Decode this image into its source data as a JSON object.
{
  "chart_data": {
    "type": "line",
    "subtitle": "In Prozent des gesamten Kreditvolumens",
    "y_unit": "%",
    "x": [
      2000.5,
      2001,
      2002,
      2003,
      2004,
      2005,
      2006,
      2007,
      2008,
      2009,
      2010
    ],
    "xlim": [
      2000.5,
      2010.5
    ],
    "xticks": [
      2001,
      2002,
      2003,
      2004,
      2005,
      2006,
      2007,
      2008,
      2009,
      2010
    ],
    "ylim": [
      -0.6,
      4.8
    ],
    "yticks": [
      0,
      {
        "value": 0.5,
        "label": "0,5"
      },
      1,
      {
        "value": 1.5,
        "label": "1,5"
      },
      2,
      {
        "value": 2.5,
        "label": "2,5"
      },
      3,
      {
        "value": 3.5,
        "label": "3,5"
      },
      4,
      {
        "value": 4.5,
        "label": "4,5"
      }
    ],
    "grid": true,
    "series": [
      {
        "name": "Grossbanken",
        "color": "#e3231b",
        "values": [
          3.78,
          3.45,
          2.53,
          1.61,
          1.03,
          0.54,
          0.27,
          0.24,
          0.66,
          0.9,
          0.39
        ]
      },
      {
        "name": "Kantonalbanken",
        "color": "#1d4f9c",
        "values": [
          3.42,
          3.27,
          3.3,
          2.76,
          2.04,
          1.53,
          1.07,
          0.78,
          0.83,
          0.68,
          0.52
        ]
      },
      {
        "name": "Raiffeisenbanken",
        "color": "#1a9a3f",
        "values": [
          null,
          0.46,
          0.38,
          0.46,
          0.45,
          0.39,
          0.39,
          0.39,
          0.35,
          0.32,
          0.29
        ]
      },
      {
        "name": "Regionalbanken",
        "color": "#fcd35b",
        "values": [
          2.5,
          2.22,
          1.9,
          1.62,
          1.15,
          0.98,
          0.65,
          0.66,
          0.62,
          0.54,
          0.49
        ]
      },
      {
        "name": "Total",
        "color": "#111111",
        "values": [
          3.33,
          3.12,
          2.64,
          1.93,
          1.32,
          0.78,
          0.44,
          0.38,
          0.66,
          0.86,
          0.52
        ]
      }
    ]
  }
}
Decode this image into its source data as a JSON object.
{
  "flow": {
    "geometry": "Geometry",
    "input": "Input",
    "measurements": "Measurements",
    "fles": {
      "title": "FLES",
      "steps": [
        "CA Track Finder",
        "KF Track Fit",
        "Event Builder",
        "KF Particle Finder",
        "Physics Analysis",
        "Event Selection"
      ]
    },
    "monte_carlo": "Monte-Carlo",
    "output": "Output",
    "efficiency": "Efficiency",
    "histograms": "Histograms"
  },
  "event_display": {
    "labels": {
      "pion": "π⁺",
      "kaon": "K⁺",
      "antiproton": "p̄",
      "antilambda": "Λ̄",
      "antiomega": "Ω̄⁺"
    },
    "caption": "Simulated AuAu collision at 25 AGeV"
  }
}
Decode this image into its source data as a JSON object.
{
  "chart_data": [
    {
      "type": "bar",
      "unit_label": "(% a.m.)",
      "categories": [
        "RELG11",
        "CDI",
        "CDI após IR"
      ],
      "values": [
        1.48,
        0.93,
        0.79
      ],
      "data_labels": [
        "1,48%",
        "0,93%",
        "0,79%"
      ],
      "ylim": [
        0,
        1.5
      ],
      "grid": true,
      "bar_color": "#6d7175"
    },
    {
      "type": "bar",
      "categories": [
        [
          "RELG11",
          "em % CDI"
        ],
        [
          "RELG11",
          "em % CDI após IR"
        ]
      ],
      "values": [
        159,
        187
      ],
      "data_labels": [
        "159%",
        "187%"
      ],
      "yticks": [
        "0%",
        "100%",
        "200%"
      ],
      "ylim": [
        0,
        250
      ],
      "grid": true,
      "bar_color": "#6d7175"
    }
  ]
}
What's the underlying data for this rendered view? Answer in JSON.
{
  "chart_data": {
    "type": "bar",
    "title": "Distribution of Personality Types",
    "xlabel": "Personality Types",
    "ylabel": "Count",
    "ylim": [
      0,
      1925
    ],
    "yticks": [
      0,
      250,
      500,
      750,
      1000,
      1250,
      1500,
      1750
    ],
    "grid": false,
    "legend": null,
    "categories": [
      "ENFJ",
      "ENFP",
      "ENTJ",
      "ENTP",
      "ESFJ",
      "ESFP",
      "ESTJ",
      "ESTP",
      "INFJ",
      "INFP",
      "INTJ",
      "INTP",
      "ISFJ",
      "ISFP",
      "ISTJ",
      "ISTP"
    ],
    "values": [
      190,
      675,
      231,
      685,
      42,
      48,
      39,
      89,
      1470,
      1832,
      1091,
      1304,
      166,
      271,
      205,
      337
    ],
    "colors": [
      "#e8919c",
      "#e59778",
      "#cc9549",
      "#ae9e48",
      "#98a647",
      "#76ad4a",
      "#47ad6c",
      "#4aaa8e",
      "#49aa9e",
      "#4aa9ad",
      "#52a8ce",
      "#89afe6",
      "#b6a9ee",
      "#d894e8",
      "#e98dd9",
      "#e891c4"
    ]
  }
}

PROBLEM DETAILS: Extract the listing in its entirety, matching it exactly.

RESPONSE BELOW:
Decode this image into its source data as a JSON object.
{
  "chart_data": {
    "type": "line",
    "subtitle": "In Prozent des gesamten Kreditvolumens",
    "y_unit": "%",
    "x": [
      2000.5,
      2001,
      2002,
      2003,
      2004,
      2005,
      2006,
      2007,
      2008,
      2009,
      2010
    ],
    "xlim": [
      2000.5,
      2010.5
    ],
    "xticks": [
      2001,
      2002,
      2003,
      2004,
      2005,
      2006,
      2007,
      2008,
      2009,
      2010
    ],
    "ylim": [
      -0.6,
      4.8
    ],
    "yticks": [
      0,
      {
        "value": 0.5,
        "label": "0,5"
      },
      1,
      {
        "value": 1.5,
        "label": "1,5"
      },
      2,
      {
        "value": 2.5,
        "label": "2,5"
      },
      3,
      {
        "value": 3.5,
        "label": "3,5"
      },
      4,
      {
        "value": 4.5,
        "label": "4,5"
      }
    ],
    "grid": true,
    "series": [
      {
        "name": "Grossbanken",
        "color": "#e3231b",
        "values": [
          3.78,
          3.45,
          2.53,
          1.61,
          1.03,
          0.54,
          0.27,
          0.24,
          0.66,
          0.9,
          0.39
        ]
      },
      {
        "name": "Kantonalbanken",
        "color": "#1d4f9c",
        "values": [
          3.42,
          3.27,
          3.3,
          2.76,
          2.04,
          1.53,
          1.07,
          0.78,
          0.83,
          0.68,
          0.52
        ]
      },
      {
        "name": "Raiffeisenbanken",
        "color": "#1a9a3f",
        "values": [
          null,
          0.46,
          0.38,
          0.46,
          0.45,
          0.39,
          0.39,
          0.39,
          0.35,
          0.32,
          0.29
        ]
      },
      {
        "name": "Regionalbanken",
        "color": "#fcd35b",
        "values": [
          2.5,
          2.22,
          1.9,
          1.62,
          1.15,
          0.98,
          0.65,
          0.66,
          0.62,
          0.54,
          0.49
        ]
      },
      {
        "name": "Total",
        "color": "#111111",
        "values": [
          3.33,
          3.12,
          2.64,
          1.93,
          1.32,
          0.78,
          0.44,
          0.38,
          0.66,
          0.86,
          0.52
        ]
      }
    ]
  }
}
Decode this image into its source data as a JSON object.
{
  "flow": {
    "geometry": "Geometry",
    "input": "Input",
    "measurements": "Measurements",
    "fles": {
      "title": "FLES",
      "steps": [
        "CA Track Finder",
        "KF Track Fit",
        "Event Builder",
        "KF Particle Finder",
        "Physics Analysis",
        "Event Selection"
      ]
    },
    "monte_carlo": "Monte-Carlo",
    "output": "Output",
    "efficiency": "Efficiency",
    "histograms": "Histograms"
  },
  "event_display": {
    "labels": {
      "pion": "π⁺",
      "kaon": "K⁺",
      "antiproton": "p̄",
      "antilambda": "Λ̄",
      "antiomega": "Ω̄⁺"
    },
    "caption": "Simulated AuAu collision at 25 AGeV"
  }
}
Decode this image into its source data as a JSON object.
{
  "chart_data": [
    {
      "type": "bar",
      "unit_label": "(% a.m.)",
      "categories": [
        "RELG11",
        "CDI",
        "CDI após IR"
      ],
      "values": [
        1.48,
        0.93,
        0.79
      ],
      "data_labels": [
        "1,48%",
        "0,93%",
        "0,79%"
      ],
      "ylim": [
        0,
        1.5
      ],
      "grid": true,
      "bar_color": "#6d7175"
    },
    {
      "type": "bar",
      "categories": [
        [
          "RELG11",
          "em % CDI"
        ],
        [
          "RELG11",
          "em % CDI após IR"
        ]
      ],
      "values": [
        159,
        187
      ],
      "data_labels": [
        "159%",
        "187%"
      ],
      "yticks": [
        "0%",
        "100%",
        "200%"
      ],
      "ylim": [
        0,
        250
      ],
      "grid": true,
      "bar_color": "#6d7175"
    }
  ]
}
What's the underlying data for this rendered view? Answer in JSON.
{
  "chart_data": {
    "type": "bar",
    "title": "Distribution of Personality Types",
    "xlabel": "Personality Types",
    "ylabel": "Count",
    "ylim": [
      0,
      1925
    ],
    "yticks": [
      0,
      250,
      500,
      750,
      1000,
      1250,
      1500,
      1750
    ],
    "grid": false,
    "legend": null,
    "categories": [
      "ENFJ",
      "ENFP",
      "ENTJ",
      "ENTP",
      "ESFJ",
      "ESFP",
      "ESTJ",
      "ESTP",
      "INFJ",
      "INFP",
      "INTJ",
      "INTP",
      "ISFJ",
      "ISFP",
      "ISTJ",
      "ISTP"
    ],
    "values": [
      190,
      675,
      231,
      685,
      42,
      48,
      39,
      89,
      1470,
      1832,
      1091,
      1304,
      166,
      271,
      205,
      337
    ],
    "colors": [
      "#e8919c",
      "#e59778",
      "#cc9549",
      "#ae9e48",
      "#98a647",
      "#76ad4a",
      "#47ad6c",
      "#4aaa8e",
      "#49aa9e",
      "#4aa9ad",
      "#52a8ce",
      "#89afe6",
      "#b6a9ee",
      "#d894e8",
      "#e98dd9",
      "#e891c4"
    ]
  }
}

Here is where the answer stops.